• Exercise: Using the data below, copy every line that contains the word "help".

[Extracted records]
>> Begin
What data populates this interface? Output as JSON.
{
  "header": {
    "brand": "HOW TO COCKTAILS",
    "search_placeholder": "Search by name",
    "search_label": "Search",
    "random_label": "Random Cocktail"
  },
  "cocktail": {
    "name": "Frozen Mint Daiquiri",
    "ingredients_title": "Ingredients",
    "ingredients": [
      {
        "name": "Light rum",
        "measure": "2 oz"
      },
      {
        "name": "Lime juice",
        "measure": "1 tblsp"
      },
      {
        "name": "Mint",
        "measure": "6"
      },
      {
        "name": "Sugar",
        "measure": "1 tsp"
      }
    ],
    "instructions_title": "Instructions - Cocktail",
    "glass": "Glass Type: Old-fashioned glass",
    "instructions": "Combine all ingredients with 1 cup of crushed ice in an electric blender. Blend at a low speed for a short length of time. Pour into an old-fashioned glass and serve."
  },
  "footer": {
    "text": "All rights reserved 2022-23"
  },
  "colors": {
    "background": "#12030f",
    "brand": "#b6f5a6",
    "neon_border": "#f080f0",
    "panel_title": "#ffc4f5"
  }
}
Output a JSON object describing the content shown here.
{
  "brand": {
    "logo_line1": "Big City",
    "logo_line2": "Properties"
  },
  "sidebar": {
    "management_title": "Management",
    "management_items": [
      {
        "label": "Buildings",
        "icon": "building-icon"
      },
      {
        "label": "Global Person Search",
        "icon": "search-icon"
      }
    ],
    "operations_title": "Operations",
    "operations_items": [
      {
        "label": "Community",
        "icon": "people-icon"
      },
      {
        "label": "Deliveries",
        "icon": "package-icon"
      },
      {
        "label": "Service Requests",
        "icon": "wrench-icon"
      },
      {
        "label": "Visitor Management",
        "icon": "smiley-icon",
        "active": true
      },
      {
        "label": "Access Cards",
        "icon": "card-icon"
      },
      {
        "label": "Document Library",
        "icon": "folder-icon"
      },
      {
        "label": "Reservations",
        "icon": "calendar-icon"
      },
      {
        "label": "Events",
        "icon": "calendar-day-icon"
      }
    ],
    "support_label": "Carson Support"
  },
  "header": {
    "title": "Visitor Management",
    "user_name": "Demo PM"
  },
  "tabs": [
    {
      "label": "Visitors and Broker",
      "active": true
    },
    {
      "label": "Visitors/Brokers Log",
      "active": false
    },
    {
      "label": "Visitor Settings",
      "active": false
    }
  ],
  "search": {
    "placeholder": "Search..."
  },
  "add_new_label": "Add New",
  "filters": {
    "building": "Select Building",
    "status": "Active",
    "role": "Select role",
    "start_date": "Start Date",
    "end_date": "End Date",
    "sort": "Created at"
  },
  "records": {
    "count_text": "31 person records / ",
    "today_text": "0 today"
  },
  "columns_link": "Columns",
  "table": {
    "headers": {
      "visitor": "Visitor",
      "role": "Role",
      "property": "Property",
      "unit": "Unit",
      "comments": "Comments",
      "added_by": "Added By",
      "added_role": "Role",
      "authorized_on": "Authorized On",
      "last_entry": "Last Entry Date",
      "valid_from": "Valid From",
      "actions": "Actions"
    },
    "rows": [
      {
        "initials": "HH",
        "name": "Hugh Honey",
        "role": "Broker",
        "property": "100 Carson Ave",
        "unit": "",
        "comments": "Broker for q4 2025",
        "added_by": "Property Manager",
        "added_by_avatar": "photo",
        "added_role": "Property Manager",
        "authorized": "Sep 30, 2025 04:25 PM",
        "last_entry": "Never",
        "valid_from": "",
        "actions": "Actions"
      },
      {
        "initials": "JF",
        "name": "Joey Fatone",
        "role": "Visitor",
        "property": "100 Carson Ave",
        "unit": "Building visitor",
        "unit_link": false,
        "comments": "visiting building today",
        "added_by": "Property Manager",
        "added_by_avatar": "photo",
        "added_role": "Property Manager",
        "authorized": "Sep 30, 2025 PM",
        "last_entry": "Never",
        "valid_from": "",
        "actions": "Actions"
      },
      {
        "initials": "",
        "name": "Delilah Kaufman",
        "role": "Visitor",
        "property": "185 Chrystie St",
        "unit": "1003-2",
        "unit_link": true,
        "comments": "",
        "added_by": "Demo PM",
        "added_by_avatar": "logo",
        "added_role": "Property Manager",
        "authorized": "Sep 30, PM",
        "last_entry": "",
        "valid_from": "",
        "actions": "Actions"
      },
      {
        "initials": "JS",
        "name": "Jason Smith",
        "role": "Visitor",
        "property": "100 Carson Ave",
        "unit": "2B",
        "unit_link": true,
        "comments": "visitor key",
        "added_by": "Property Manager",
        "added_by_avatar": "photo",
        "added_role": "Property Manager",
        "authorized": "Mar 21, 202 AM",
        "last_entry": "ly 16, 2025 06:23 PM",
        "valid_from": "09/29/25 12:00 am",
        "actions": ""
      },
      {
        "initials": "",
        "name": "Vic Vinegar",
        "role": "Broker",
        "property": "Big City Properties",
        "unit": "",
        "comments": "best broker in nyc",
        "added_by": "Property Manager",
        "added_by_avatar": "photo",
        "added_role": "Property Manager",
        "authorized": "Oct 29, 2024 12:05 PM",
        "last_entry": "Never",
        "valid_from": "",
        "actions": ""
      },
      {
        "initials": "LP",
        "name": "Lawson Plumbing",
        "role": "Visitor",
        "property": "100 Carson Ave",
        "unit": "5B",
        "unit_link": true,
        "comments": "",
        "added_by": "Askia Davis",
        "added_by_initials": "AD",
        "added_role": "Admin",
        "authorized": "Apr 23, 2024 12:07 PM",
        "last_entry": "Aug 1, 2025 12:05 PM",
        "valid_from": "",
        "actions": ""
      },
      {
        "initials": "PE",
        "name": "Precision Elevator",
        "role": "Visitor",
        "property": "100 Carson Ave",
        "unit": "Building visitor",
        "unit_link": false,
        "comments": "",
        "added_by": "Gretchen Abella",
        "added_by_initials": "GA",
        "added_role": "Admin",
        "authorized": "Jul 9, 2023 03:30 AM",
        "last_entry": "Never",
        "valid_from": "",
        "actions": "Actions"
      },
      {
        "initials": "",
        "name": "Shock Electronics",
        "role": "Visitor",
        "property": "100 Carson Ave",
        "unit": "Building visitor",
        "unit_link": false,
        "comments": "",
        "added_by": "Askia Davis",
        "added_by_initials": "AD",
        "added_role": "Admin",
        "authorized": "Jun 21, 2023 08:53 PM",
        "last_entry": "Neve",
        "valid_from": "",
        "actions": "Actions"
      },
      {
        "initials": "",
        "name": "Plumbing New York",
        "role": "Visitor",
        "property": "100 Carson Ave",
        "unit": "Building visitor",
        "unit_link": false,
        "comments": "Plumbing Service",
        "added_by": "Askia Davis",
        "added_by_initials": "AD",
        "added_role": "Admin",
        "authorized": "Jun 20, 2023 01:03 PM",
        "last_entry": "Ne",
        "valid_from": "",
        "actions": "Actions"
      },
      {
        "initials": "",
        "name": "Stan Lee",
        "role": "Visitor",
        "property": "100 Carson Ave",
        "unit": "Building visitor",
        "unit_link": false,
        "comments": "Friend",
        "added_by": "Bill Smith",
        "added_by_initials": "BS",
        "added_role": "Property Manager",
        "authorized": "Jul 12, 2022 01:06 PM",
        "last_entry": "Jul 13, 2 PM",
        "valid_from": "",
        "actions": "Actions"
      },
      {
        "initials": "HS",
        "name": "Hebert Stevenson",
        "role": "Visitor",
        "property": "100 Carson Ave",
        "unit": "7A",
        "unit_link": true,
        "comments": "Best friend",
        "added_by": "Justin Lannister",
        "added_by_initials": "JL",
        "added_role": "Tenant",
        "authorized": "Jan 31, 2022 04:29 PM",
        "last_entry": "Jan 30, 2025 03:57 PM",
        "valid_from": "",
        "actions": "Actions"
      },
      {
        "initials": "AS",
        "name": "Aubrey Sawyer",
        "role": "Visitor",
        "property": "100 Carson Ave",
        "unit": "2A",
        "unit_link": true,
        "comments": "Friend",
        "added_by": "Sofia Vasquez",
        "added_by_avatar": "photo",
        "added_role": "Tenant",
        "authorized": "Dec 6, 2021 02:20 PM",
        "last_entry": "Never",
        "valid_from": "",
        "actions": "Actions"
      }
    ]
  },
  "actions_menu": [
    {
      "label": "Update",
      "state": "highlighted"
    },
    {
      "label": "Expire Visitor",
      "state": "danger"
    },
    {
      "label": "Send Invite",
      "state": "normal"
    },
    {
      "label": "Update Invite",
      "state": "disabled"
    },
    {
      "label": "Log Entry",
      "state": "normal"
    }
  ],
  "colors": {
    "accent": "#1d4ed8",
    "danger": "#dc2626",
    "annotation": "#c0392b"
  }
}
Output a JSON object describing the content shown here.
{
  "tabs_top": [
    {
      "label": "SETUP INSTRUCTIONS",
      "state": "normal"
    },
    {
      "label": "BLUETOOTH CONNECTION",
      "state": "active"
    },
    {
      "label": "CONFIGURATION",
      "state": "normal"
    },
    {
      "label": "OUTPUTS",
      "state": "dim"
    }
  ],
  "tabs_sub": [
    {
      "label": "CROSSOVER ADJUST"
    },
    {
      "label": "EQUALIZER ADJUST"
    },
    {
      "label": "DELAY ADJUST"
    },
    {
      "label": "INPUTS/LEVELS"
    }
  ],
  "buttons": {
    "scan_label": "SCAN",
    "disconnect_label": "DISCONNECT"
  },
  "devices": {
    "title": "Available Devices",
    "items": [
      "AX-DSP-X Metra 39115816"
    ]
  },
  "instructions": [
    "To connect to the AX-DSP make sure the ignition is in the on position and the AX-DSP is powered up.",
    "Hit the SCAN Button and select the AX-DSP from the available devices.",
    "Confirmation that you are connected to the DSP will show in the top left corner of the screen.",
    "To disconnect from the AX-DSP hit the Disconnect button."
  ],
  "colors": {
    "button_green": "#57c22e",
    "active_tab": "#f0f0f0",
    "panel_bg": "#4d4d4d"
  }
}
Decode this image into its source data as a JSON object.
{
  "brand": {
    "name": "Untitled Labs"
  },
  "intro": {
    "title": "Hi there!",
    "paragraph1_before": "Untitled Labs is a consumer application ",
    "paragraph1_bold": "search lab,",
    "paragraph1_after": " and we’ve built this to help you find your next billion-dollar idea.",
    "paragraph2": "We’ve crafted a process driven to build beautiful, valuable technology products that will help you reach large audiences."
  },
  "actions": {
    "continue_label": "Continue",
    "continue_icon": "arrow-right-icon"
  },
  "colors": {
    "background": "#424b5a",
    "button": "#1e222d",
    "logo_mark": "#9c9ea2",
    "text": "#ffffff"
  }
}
>> End
• Solution below:
    "paragraph1_after": " and we’ve built this to help you find your next billion-dollar idea.",
    "paragraph2": "We’ve crafted a process driven to build beautiful, valuable technology products that will help you reach large audiences."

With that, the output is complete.